This condition was not kept. Mr. Marx and his friends left the paper and denounced its editors and those writers, that remained at it, as traitors to the cause of the people.
The intrigues of Bismarck had brought their fruit. Lassalle’s “Society” and the paper, founded by his personal friends, belonged to the government. No time had to be lost; at Berlin and at other points the traitors were attacked, and after a hard struggle, they were turned out of their own “Society.” The Social-Demokrat has now about 300 subscribers; and the “Lassalleans” have dwindled down to a few hundred deluding or deluded people, who are divided into two different sects carrying on an internecine war, as disgusting as it is ludicrous. The man, who was principally active at Berlin in preventing the “alliance” between the working classes and the government, [W. Liebknecht] was driven out of Prussia, and all branches of the “Society” in Prussia, as they were no more of any use to the government, were suppressed.
From what is said above, it will be easily seen, why the “International Working Men’s Association” could not get a firm footing in Germany till now. The principles of the “Association” are approved of by every thinking German workman. Last winter, when the programme was sent from London, it was read and explained in all the more important working men’s societies of Berlin, and approved of unanimously and enthusiastically. Societies as such, are by the German laws prevented from combining, even from corresponding with other societies, especially with societies in foreign countries. This rendered direct accession to the “Association” impossible. Consequently it was intended to cause the single members to enter; and this would have been done, had not the intrigues of the government thrown the working men’s societies into the crisis, described by me.
For the present, in Prussia very little is to be done, because our party is watched closely by a government knowing no scruples; but still something may be done and will be done.
Out of Prussia there is only one German State where the soil is good for the working-class movement, and that is Saxony. Here until lately all societies — with the exception of a few small “Lassallean” ones, the remnants of which are rotting fast now — were under the guidance of Mr. Schulze. However, they have emancipated themselves thoroughly, and though they have to learn yet a great deal, they are on the right road. In fact, the so-called Schulze societies have, with very few exceptions, everywhere freed themselves; last month they had their yearly congress at Stuttgart, and there they declared unanimously for universal, direct and equal suffrage, and against the Anti-Combination Laws; although Mr. Schulze and his middle-class protectors had made almost superhuman efforts to persuade the workmen that they had not to meddle with politics, and that full liberty of combination (coalition) would be detrimental to them.
I think, from what I have written, it will appear that the German working classes are progressing. Certainly one great step they have made in advance during the last few years: they have learned that there is an antagonism between Labour and Capital, that they have to fight their own battle, and that they must possess political power in order to be able to achieve their social emancipation.
P.S. I could only write a hurried sketch; there are members of the Association present, who will explain the reason, and who will likewise explain, why I cannot attend personally this time.
- ↑ The reference is to the London German Workers’ Educational Association (see Note 4) which every year commemorated, together with the French émigrés, the 1848 June uprising of the Paris proletariat.

Your task: Return the part of the report on the German working-class movement starting at "P.S. I could" and ending at "the Paris proletariat.", copied word for word. The records that follow are separate material and have no connection to the text above.

Records supplied:
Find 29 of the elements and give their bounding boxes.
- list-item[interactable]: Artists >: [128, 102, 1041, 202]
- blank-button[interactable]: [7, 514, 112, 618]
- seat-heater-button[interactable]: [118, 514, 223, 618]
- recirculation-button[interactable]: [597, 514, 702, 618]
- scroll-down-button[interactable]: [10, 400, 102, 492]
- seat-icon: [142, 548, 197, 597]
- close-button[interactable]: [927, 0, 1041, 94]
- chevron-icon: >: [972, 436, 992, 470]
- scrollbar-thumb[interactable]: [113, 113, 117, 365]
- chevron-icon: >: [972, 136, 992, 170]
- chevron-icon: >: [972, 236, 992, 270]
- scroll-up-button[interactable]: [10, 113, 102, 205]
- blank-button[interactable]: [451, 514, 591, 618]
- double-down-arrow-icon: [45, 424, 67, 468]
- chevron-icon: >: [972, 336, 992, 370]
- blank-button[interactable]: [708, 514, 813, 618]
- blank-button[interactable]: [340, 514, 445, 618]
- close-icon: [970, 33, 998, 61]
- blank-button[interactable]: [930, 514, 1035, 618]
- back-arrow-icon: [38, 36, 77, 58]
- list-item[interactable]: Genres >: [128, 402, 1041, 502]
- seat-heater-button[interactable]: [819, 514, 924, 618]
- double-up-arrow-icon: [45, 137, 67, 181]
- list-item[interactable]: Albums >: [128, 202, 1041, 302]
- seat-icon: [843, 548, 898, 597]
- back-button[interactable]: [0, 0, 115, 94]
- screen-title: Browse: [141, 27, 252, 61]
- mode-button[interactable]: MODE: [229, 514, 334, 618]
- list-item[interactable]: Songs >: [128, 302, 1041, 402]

Response below:
P.S. I could only write a hurried sketch; there are members of the Association present, who will explain the reason, and who will likewise explain, why I cannot attend personally this time.
- ↑ The reference is to the London German Workers’ Educational Association (see Note 4) which every year commemorated, together with the French émigrés, the 1848 June uprising of the Paris proletariat.